Task material:
=====

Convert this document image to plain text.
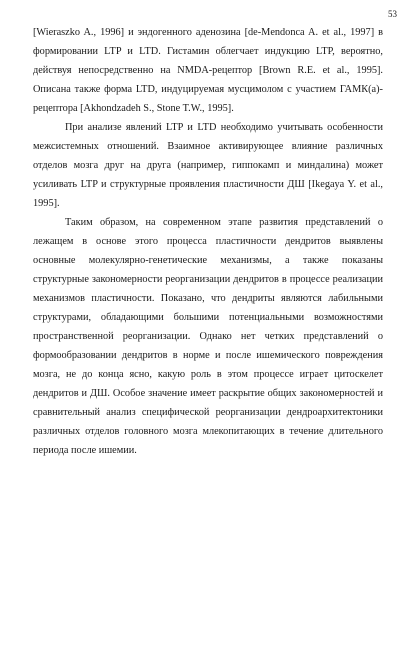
53

[Wieraszko A., 1996] и эндогенного аденозина [de-Mendonca A. et al., 1997] в формировании LTP и LTD. Гистамин облегчает индукцию LTP, вероятно, действуя непосредственно на NMDA-рецептор [Brown R.E. et al., 1995]. Описана также форма LTD, индуцируемая мусцимолом с участием ГАМК(а)-рецептора [Akhondzadeh S., Stone T.W., 1995].

При анализе явлений LTP и LTD необходимо учитывать особенности межсистемных отношений. Взаимное активирующее влияние различных отделов мозга друг на друга (например, гиппокамп и миндалина) может усиливать LTP и структурные проявления пластичности ДШ [Ikegaya Y. et al., 1995].

Таким образом, на современном этапе развития представлений о лежащем в основе этого процесса пластичности дендритов выявлены основные молекулярно-генетические механизмы, а также показаны структурные закономерности реорганизации дендритов в процессе реализации механизмов пластичности. Показано, что дендриты являются лабильными структурами, обладающими большими потенциальными возможностями пространственной реорганизации. Однако нет четких представлений о формообразовании дендритов в норме и после ишемического повреждения мозга, не до конца ясно, какую роль в этом процессе играет цитоскелет дендритов и ДШ. Особое значение имеет раскрытие общих закономерностей и сравнительный анализ специфической реорганизации дендроархитектоники различных отделов головного мозга млекопитающих в течение длительного периода после ишемии.
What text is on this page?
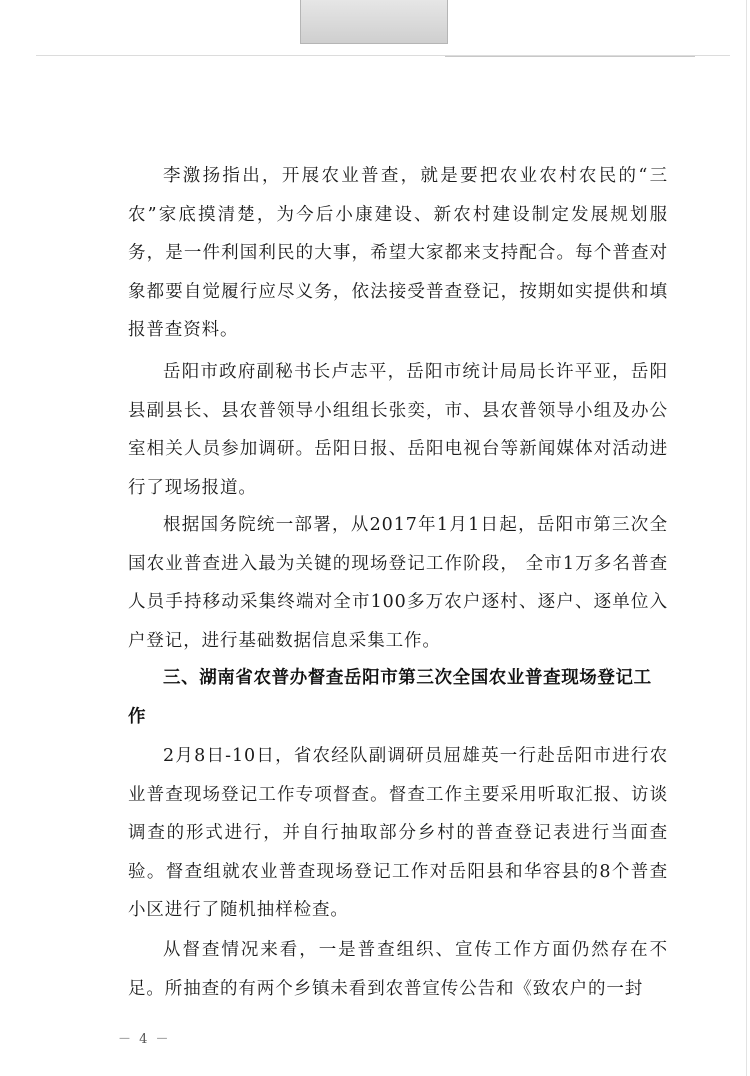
李激扬指出，开展农业普查，就是要把农业农村农民的“三农”家底摸清楚，为今后小康建设、新农村建设制定发展规划服务，是一件利国利民的大事，希望大家都来支持配合。每个普查对象都要自觉履行应尽义务，依法接受普查登记，按期如实提供和填报普查资料。

岳阳市政府副秘书长卢志平，岳阳市统计局局长许平亚，岳阳县副县长、县农普领导小组组长张奕，市、县农普领导小组及办公室相关人员参加调研。岳阳日报、岳阳电视台等新闻媒体对活动进行了现场报道。

根据国务院统一部署，从2017年1月1日起，岳阳市第三次全国农业普查进入最为关键的现场登记工作阶段， 全市1万多名普查人员手持移动采集终端对全市100多万农户逐村、逐户、逐单位入户登记，进行基础数据信息采集工作。

三、湖南省农普办督查岳阳市第三次全国农业普查现场登记工作

2月8日-10日，省农经队副调研员屈雄英一行赴岳阳市进行农业普查现场登记工作专项督查。督查工作主要采用听取汇报、访谈调查的形式进行，并自行抽取部分乡村的普查登记表进行当面查验。督查组就农业普查现场登记工作对岳阳县和华容县的8个普查小区进行了随机抽样检查。

从督查情况来看，一是普查组织、宣传工作方面仍然存在不足。所抽查的有两个乡镇未看到农普宣传公告和《致农户的一封

－ 4 －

=====

Given exercise:
Find all lines with "text" in them and copy each one.

Result of this exercise:
Convert this document image to plain text.
What text is on this page?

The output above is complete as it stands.